WHAT IS EXPECTED:
Answer with one number: how many lines have "النسبة".

SUPPLIED RECORDS:
·····
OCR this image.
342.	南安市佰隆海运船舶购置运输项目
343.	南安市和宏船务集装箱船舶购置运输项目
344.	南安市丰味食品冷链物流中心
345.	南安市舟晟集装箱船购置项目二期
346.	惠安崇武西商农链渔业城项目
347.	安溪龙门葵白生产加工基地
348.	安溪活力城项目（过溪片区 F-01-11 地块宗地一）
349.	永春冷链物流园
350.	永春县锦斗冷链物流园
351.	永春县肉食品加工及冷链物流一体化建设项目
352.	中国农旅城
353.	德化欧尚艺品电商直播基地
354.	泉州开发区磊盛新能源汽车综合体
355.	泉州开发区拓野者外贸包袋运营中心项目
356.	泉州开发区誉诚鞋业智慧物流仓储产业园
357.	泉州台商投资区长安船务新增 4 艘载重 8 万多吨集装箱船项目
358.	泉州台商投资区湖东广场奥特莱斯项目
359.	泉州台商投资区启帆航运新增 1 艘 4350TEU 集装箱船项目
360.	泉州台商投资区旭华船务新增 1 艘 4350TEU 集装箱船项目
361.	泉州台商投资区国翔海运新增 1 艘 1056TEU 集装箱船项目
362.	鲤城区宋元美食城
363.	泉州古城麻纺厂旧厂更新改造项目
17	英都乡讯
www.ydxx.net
·····
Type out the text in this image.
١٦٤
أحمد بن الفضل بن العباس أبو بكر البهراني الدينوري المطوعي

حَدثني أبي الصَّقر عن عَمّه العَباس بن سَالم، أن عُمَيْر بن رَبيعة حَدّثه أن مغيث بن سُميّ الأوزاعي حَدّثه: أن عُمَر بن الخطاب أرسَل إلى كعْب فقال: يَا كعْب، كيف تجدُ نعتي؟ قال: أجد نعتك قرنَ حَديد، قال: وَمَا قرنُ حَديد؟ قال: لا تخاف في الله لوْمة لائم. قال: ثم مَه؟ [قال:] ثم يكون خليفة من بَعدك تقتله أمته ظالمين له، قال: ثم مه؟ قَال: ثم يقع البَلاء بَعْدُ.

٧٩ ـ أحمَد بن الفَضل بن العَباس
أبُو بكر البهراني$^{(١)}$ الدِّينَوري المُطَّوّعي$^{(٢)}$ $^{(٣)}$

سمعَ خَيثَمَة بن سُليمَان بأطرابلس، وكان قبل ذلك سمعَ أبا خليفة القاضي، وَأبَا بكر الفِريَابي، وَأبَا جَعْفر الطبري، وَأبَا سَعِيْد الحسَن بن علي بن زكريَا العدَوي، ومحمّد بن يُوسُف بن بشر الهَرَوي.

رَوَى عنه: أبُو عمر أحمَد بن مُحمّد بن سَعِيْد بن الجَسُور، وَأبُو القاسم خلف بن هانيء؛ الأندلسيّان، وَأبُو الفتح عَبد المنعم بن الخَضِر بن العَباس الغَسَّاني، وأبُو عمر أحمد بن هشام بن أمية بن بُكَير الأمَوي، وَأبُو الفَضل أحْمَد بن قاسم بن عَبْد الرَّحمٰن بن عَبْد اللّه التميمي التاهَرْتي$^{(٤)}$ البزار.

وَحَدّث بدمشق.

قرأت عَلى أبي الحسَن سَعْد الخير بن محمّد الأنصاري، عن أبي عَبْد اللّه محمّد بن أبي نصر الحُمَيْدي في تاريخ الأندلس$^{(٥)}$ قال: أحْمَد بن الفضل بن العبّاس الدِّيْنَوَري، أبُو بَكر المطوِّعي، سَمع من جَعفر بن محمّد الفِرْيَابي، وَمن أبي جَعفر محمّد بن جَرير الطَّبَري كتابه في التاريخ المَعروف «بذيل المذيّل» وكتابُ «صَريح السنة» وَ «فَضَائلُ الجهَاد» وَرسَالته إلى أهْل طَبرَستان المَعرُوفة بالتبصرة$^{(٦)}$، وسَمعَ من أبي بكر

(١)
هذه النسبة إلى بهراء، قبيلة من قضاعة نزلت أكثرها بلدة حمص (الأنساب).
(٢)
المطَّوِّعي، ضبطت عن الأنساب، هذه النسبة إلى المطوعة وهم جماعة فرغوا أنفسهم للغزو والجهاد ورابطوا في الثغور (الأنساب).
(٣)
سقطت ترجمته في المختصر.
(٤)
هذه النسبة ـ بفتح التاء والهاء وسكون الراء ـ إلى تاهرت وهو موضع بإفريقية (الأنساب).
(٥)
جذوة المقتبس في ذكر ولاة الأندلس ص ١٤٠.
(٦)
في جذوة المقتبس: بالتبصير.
·····
WRITTEN SOLUTION:
3